WORK TO COMPLETE
Which lines of the records contain "with"? Collect every one of them.

MATERIAL PROVIDED
>> START
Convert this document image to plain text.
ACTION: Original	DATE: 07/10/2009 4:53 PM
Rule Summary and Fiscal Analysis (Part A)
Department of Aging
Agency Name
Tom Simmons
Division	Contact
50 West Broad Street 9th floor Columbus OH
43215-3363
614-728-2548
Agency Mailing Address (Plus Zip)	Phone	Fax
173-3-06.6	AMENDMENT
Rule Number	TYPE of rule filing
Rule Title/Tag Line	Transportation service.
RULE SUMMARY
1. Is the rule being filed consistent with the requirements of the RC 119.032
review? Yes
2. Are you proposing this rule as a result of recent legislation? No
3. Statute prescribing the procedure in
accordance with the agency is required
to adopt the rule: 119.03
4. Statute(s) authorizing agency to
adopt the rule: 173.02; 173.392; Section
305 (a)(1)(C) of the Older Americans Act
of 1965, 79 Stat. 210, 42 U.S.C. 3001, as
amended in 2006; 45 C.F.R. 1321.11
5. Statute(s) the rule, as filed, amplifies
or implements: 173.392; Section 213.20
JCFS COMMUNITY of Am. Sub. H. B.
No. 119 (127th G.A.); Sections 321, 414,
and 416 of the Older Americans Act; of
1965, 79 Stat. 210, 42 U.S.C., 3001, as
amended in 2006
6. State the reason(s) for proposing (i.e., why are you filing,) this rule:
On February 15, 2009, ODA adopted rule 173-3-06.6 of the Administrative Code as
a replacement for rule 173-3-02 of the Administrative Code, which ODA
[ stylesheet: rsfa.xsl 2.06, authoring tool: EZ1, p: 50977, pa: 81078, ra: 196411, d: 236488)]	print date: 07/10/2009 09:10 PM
>> END
>> START
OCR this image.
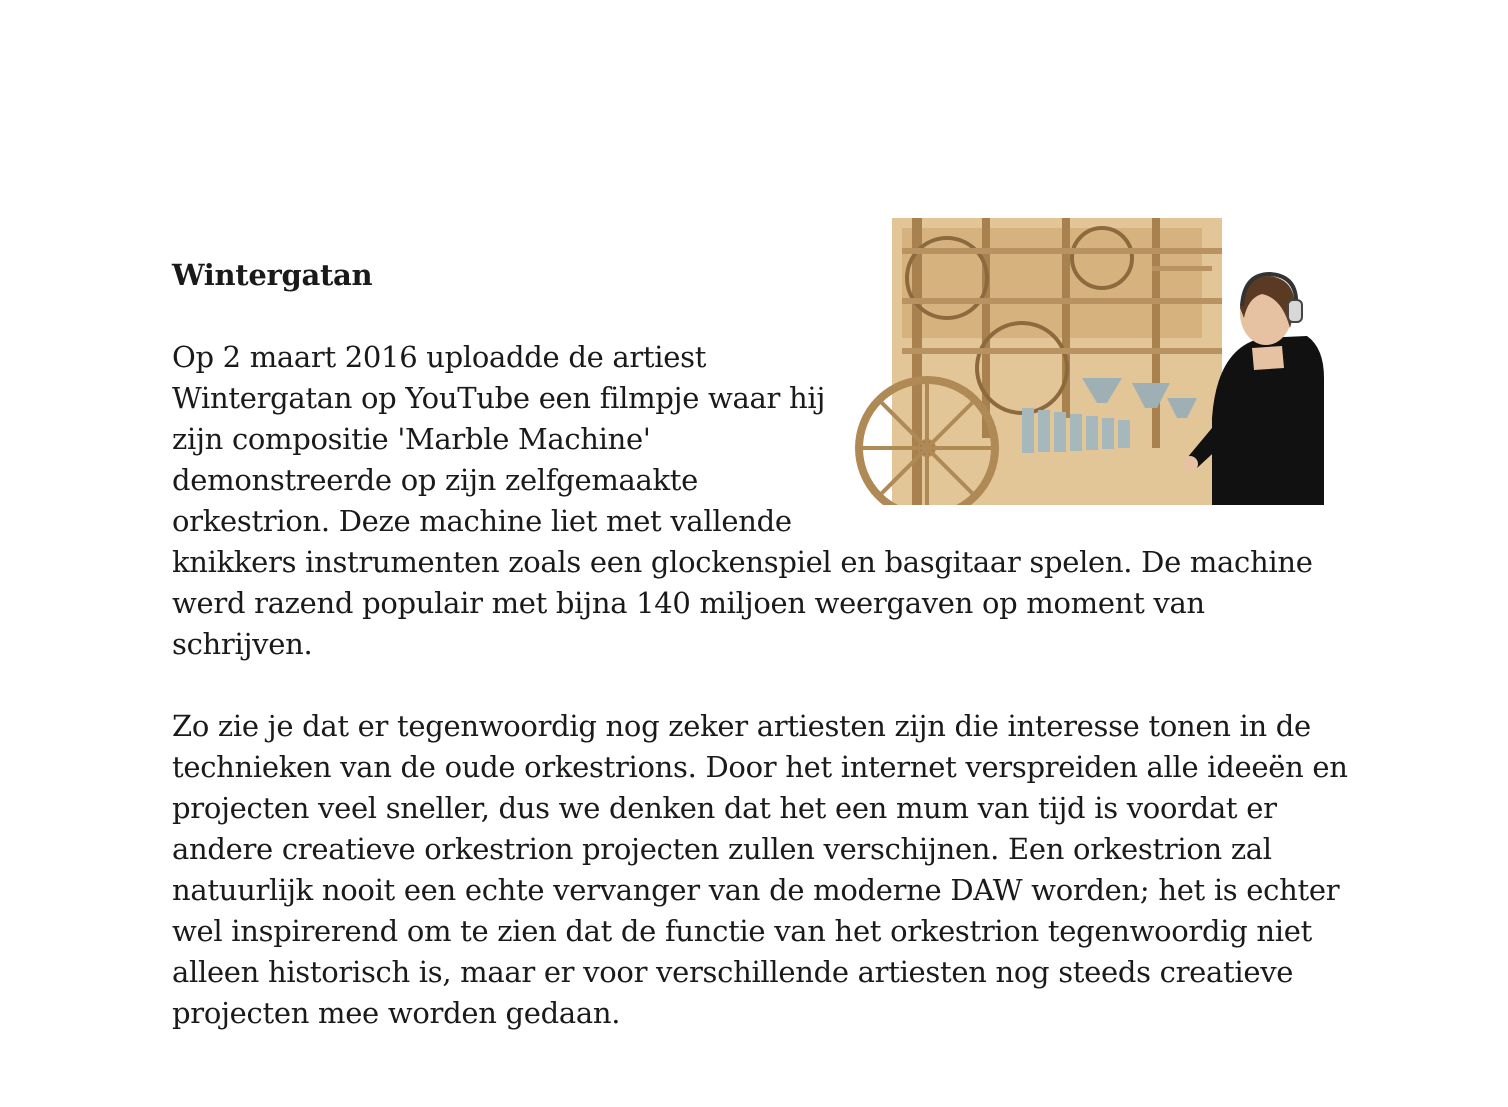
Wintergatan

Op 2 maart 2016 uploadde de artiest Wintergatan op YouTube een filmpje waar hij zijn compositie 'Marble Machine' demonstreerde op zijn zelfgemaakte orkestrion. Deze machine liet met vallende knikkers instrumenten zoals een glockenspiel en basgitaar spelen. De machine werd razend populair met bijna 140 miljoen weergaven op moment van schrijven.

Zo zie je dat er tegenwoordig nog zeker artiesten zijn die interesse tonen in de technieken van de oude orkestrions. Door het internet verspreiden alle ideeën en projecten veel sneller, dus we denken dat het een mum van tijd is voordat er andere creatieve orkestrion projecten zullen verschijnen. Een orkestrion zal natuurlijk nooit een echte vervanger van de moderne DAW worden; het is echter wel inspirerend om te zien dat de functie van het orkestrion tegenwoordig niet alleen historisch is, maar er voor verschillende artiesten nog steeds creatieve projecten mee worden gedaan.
>> END
EXERCISE RESPONSE
1. Is the rule being filed consistent with the requirements of the RC 119.032
accordance with the agency is required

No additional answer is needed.